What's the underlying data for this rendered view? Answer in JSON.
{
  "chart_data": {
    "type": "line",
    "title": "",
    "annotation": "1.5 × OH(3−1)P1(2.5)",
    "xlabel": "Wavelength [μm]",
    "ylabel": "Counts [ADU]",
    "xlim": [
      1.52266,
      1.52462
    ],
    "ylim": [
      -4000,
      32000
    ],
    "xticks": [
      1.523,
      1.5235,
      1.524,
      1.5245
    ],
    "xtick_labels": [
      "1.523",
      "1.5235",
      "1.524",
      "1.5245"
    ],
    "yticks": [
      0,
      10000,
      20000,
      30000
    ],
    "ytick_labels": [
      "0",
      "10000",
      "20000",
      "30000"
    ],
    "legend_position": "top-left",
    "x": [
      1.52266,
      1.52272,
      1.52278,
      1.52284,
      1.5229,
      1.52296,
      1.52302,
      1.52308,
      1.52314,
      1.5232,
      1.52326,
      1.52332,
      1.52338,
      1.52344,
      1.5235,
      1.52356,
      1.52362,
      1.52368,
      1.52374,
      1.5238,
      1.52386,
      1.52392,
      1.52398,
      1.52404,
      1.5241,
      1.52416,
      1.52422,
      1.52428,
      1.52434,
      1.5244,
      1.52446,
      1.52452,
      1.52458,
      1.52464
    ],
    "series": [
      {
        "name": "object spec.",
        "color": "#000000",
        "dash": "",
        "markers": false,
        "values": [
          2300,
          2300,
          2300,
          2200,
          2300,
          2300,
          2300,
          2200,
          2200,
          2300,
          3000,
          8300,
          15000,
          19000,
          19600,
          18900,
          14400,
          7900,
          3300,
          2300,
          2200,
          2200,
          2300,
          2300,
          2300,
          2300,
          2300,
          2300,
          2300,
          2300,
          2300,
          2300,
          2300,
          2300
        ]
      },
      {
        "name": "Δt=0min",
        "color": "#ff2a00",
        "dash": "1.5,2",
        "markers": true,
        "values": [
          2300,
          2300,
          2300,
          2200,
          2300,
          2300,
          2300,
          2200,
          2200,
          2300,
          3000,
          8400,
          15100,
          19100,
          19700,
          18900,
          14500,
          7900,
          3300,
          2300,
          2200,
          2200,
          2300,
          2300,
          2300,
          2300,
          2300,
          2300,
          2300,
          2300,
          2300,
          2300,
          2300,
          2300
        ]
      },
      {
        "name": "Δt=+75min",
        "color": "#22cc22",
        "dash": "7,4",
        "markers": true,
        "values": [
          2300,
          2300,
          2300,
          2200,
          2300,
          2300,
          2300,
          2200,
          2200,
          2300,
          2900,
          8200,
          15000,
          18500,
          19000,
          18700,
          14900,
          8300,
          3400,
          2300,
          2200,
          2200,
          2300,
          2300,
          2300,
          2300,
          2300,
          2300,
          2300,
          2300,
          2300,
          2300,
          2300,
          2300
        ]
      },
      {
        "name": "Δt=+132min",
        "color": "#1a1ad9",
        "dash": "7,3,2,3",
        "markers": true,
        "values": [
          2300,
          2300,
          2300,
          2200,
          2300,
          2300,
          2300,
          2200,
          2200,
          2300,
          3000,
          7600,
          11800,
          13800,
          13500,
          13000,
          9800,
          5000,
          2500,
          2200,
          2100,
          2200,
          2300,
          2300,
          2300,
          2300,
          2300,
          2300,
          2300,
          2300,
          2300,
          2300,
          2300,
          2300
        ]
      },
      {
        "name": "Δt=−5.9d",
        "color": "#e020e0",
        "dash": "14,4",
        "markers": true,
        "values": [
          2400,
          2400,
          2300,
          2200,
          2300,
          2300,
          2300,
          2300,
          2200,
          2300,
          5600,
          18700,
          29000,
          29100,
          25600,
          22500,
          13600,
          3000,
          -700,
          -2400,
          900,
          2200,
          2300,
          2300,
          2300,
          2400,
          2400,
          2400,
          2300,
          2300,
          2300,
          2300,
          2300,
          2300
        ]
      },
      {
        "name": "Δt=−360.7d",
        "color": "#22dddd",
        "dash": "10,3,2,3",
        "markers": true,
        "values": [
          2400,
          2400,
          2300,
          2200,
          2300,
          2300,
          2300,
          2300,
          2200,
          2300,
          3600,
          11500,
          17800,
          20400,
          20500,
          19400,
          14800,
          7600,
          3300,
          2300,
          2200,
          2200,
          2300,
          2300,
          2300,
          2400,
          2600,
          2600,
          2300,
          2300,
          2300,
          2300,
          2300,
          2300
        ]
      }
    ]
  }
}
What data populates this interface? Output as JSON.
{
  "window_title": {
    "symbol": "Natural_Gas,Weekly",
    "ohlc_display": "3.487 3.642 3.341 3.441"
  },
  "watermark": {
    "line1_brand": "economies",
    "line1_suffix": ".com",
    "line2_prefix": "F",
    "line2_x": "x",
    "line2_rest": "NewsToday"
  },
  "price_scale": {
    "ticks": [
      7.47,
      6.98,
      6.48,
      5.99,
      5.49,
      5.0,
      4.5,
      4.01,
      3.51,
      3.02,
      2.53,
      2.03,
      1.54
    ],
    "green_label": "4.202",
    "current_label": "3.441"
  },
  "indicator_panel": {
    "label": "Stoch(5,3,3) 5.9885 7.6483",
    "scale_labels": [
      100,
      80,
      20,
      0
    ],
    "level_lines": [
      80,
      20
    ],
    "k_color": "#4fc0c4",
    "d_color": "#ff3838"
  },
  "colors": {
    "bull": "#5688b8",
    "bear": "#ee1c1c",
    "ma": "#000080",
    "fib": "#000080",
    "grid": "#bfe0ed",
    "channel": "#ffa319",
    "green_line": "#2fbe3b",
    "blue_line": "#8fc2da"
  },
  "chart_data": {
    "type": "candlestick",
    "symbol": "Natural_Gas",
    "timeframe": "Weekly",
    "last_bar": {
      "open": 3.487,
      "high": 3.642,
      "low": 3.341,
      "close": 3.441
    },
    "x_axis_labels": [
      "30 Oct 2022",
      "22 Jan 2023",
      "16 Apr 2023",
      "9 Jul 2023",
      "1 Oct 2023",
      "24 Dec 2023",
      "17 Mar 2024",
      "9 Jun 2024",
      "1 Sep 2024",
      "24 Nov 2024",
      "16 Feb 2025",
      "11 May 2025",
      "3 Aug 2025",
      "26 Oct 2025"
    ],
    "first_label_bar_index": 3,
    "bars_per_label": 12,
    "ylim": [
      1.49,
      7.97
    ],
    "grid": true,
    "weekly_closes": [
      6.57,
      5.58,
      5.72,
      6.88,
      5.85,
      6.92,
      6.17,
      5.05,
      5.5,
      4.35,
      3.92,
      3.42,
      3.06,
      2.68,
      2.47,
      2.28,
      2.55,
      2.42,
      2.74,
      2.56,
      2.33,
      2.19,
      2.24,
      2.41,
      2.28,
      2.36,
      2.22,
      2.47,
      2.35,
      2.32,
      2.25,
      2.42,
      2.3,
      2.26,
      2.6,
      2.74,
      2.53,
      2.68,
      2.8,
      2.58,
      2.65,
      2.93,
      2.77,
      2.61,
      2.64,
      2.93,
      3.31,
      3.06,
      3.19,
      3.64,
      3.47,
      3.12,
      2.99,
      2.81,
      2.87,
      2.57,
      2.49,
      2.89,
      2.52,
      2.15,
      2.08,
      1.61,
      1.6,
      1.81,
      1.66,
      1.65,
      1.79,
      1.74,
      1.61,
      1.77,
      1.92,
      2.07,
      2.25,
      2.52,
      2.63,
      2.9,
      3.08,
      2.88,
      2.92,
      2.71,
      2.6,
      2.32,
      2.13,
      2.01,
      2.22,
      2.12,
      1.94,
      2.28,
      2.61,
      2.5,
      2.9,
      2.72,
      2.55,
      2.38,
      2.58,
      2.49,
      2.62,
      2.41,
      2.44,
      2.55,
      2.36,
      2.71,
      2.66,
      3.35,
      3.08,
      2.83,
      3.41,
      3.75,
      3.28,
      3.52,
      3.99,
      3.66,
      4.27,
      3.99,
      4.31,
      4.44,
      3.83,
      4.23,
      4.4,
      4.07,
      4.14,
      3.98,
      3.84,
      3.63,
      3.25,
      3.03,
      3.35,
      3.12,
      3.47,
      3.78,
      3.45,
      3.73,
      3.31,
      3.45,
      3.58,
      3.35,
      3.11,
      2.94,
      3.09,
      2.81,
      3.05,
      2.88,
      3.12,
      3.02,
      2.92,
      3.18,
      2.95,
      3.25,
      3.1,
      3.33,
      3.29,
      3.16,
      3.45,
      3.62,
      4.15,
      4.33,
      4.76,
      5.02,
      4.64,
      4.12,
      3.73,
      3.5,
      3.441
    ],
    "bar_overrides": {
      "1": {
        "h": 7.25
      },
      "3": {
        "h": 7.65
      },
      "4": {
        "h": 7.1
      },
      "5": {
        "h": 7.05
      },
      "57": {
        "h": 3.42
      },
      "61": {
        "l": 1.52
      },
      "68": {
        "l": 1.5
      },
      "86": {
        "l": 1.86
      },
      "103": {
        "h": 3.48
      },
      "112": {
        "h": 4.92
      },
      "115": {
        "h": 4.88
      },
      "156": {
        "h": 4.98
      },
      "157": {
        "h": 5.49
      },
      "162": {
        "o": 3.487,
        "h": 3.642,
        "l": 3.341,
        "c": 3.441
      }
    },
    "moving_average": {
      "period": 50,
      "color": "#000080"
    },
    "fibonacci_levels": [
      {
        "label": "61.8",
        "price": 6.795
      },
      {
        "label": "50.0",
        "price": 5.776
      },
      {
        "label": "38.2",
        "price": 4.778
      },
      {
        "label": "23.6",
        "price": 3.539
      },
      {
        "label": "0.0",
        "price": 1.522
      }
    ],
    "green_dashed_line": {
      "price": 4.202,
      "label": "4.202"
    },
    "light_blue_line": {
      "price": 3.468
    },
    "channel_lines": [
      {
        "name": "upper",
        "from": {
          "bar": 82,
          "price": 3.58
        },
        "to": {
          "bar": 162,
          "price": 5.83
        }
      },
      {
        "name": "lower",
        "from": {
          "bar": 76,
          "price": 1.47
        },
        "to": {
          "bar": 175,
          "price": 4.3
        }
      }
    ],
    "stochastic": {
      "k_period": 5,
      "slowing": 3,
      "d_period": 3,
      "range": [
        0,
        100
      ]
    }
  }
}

····················

EXERCISE AIM: Give the count of lines in the listing that hold the word "name", with no other text.

SOLUTION FOR THIS TASK: 8